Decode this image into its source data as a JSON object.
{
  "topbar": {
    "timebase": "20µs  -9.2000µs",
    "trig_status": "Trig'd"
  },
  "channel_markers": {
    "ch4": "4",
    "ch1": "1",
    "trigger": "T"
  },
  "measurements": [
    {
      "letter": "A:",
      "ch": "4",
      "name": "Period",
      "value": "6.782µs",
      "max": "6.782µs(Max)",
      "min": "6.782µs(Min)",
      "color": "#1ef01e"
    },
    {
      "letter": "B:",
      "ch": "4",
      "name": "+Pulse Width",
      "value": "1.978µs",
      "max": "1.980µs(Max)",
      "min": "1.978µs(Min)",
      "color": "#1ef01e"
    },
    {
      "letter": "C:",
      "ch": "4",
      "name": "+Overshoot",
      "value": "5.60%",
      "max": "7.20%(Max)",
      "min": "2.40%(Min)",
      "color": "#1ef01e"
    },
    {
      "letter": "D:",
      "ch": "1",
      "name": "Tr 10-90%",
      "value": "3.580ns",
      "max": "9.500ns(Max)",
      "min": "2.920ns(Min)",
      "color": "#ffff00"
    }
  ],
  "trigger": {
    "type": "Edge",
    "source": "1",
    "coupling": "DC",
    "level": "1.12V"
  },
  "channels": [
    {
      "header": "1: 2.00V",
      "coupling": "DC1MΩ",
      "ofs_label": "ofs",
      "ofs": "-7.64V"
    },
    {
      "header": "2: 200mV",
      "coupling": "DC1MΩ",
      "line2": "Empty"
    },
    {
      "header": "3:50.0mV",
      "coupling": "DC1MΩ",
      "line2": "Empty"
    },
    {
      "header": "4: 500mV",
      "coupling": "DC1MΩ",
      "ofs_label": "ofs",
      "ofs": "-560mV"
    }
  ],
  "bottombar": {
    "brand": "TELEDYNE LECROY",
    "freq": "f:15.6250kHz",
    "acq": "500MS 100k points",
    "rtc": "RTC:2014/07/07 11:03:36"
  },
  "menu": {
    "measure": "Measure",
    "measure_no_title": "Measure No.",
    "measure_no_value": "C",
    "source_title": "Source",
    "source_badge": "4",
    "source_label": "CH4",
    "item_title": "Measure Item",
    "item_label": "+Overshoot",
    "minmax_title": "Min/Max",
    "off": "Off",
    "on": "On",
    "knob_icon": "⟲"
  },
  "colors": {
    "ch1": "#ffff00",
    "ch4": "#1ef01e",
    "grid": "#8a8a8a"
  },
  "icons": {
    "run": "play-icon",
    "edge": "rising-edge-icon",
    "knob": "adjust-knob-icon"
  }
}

Aim of the exercise
Everything in the listing above should be restated exactly.

Reply to the exercise
Decode this image into its source data as a JSON object.
{
  "topbar": {
    "timebase": "20µs  -9.2000µs",
    "trig_status": "Trig'd"
  },
  "channel_markers": {
    "ch4": "4",
    "ch1": "1",
    "trigger": "T"
  },
  "measurements": [
    {
      "letter": "A:",
      "ch": "4",
      "name": "Period",
      "value": "6.782µs",
      "max": "6.782µs(Max)",
      "min": "6.782µs(Min)",
      "color": "#1ef01e"
    },
    {
      "letter": "B:",
      "ch": "4",
      "name": "+Pulse Width",
      "value": "1.978µs",
      "max": "1.980µs(Max)",
      "min": "1.978µs(Min)",
      "color": "#1ef01e"
    },
    {
      "letter": "C:",
      "ch": "4",
      "name": "+Overshoot",
      "value": "5.60%",
      "max": "7.20%(Max)",
      "min": "2.40%(Min)",
      "color": "#1ef01e"
    },
    {
      "letter": "D:",
      "ch": "1",
      "name": "Tr 10-90%",
      "value": "3.580ns",
      "max": "9.500ns(Max)",
      "min": "2.920ns(Min)",
      "color": "#ffff00"
    }
  ],
  "trigger": {
    "type": "Edge",
    "source": "1",
    "coupling": "DC",
    "level": "1.12V"
  },
  "channels": [
    {
      "header": "1: 2.00V",
      "coupling": "DC1MΩ",
      "ofs_label": "ofs",
      "ofs": "-7.64V"
    },
    {
      "header": "2: 200mV",
      "coupling": "DC1MΩ",
      "line2": "Empty"
    },
    {
      "header": "3:50.0mV",
      "coupling": "DC1MΩ",
      "line2": "Empty"
    },
    {
      "header": "4: 500mV",
      "coupling": "DC1MΩ",
      "ofs_label": "ofs",
      "ofs": "-560mV"
    }
  ],
  "bottombar": {
    "brand": "TELEDYNE LECROY",
    "freq": "f:15.6250kHz",
    "acq": "500MS 100k points",
    "rtc": "RTC:2014/07/07 11:03:36"
  },
  "menu": {
    "measure": "Measure",
    "measure_no_title": "Measure No.",
    "measure_no_value": "C",
    "source_title": "Source",
    "source_badge": "4",
    "source_label": "CH4",
    "item_title": "Measure Item",
    "item_label": "+Overshoot",
    "minmax_title": "Min/Max",
    "off": "Off",
    "on": "On",
    "knob_icon": "⟲"
  },
  "colors": {
    "ch1": "#ffff00",
    "ch4": "#1ef01e",
    "grid": "#8a8a8a"
  },
  "icons": {
    "run": "play-icon",
    "edge": "rising-edge-icon",
    "knob": "adjust-knob-icon"
  }
}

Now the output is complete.